** Start DATASET ROWS **

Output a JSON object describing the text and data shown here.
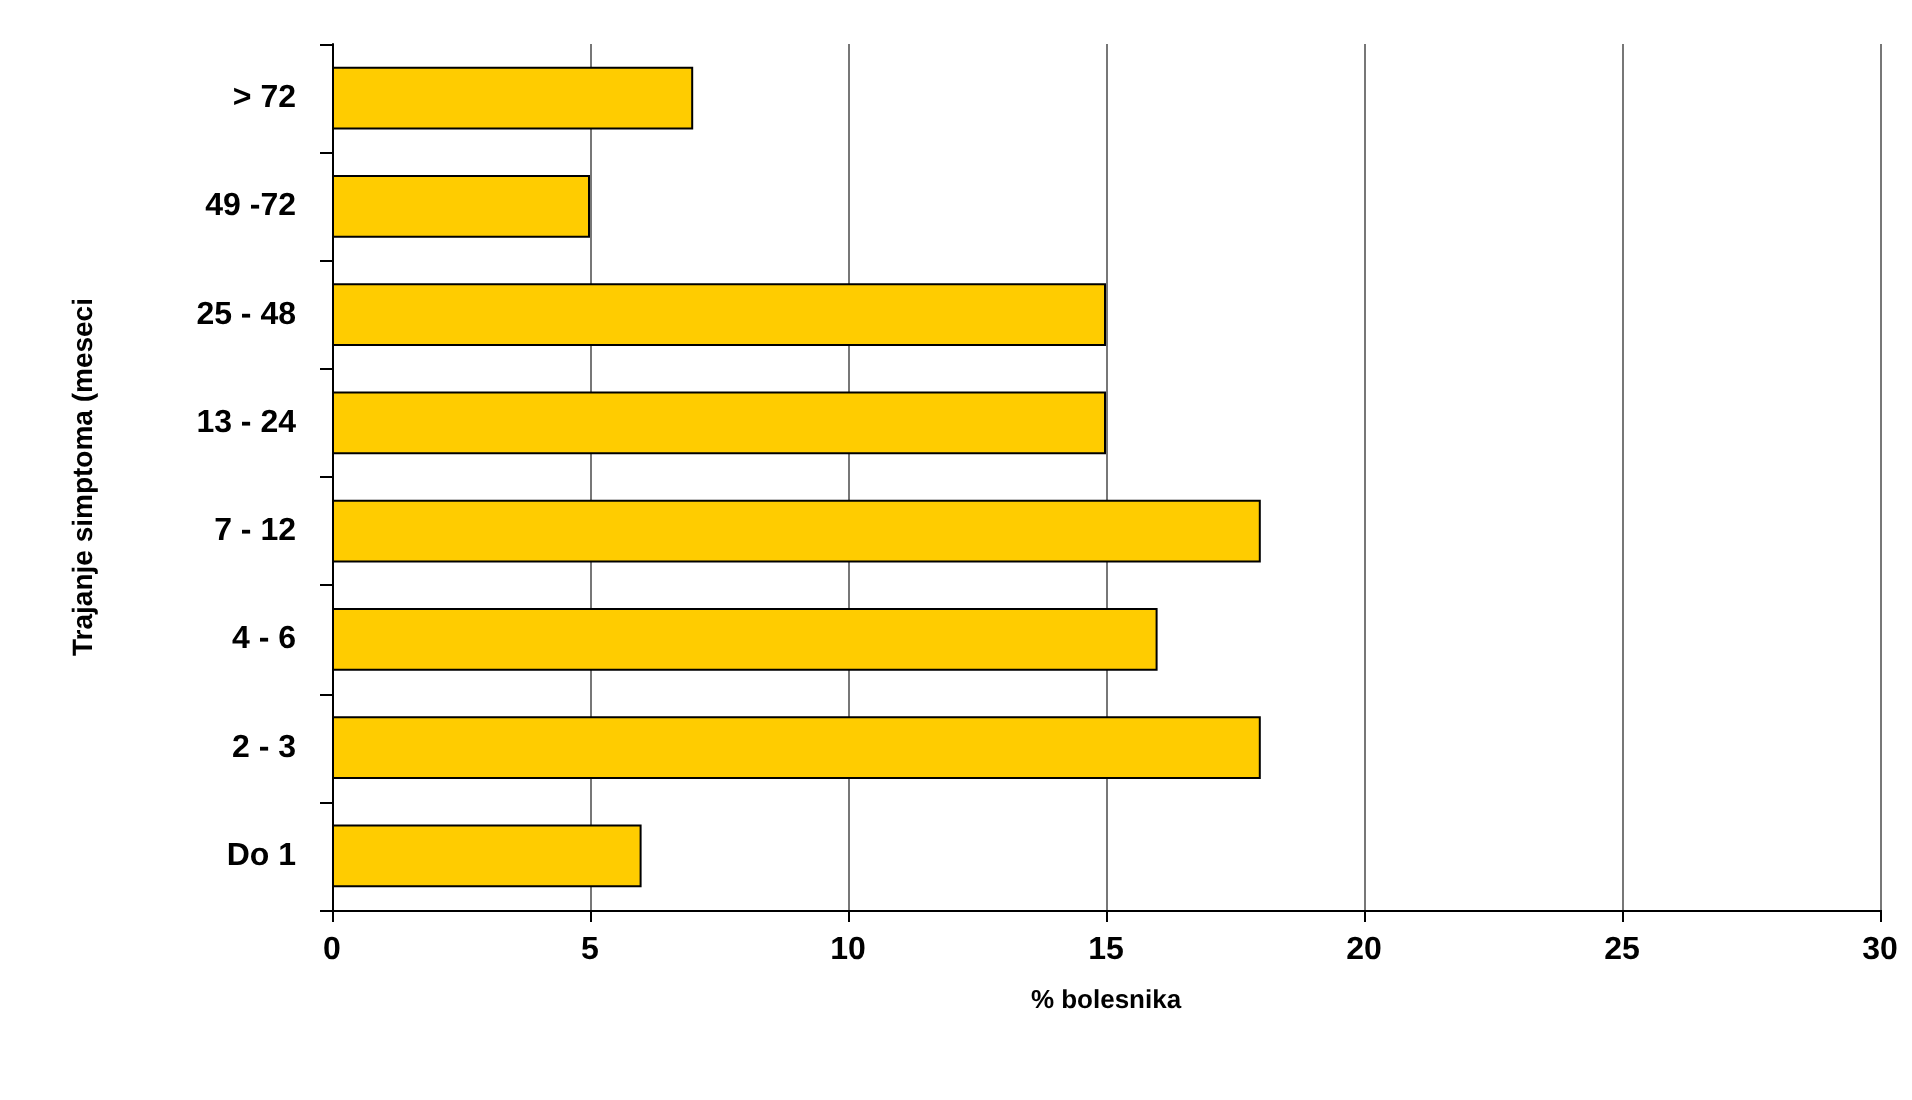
{
  "chart_data": {
    "type": "bar",
    "orientation": "horizontal",
    "xlabel": "% bolesnika",
    "ylabel": "Trajanje simptoma (meseci",
    "categories": [
      "> 72",
      "49 -72",
      "25 - 48",
      "13 - 24",
      "7 - 12",
      "4 - 6",
      "2 - 3",
      "Do 1"
    ],
    "values": [
      7,
      5,
      15,
      15,
      18,
      16,
      18,
      6
    ],
    "color": "#ffcc00",
    "xlim": [
      0,
      30
    ],
    "xticks": [
      0,
      5,
      10,
      15,
      20,
      25,
      30
    ],
    "grid": "x"
  }
}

** End DATASET ROWS **

*EXERCISE DETAILS*. Write the listing out a second time exactly, dropping all images.

*RESPONSE TO THE EXERCISE*.
Output a JSON object describing the text and data shown here.
{
  "chart_data": {
    "type": "bar",
    "orientation": "horizontal",
    "xlabel": "% bolesnika",
    "ylabel": "Trajanje simptoma (meseci",
    "categories": [
      "> 72",
      "49 -72",
      "25 - 48",
      "13 - 24",
      "7 - 12",
      "4 - 6",
      "2 - 3",
      "Do 1"
    ],
    "values": [
      7,
      5,
      15,
      15,
      18,
      16,
      18,
      6
    ],
    "color": "#ffcc00",
    "xlim": [
      0,
      30
    ],
    "xticks": [
      0,
      5,
      10,
      15,
      20,
      25,
      30
    ],
    "grid": "x"
  }
}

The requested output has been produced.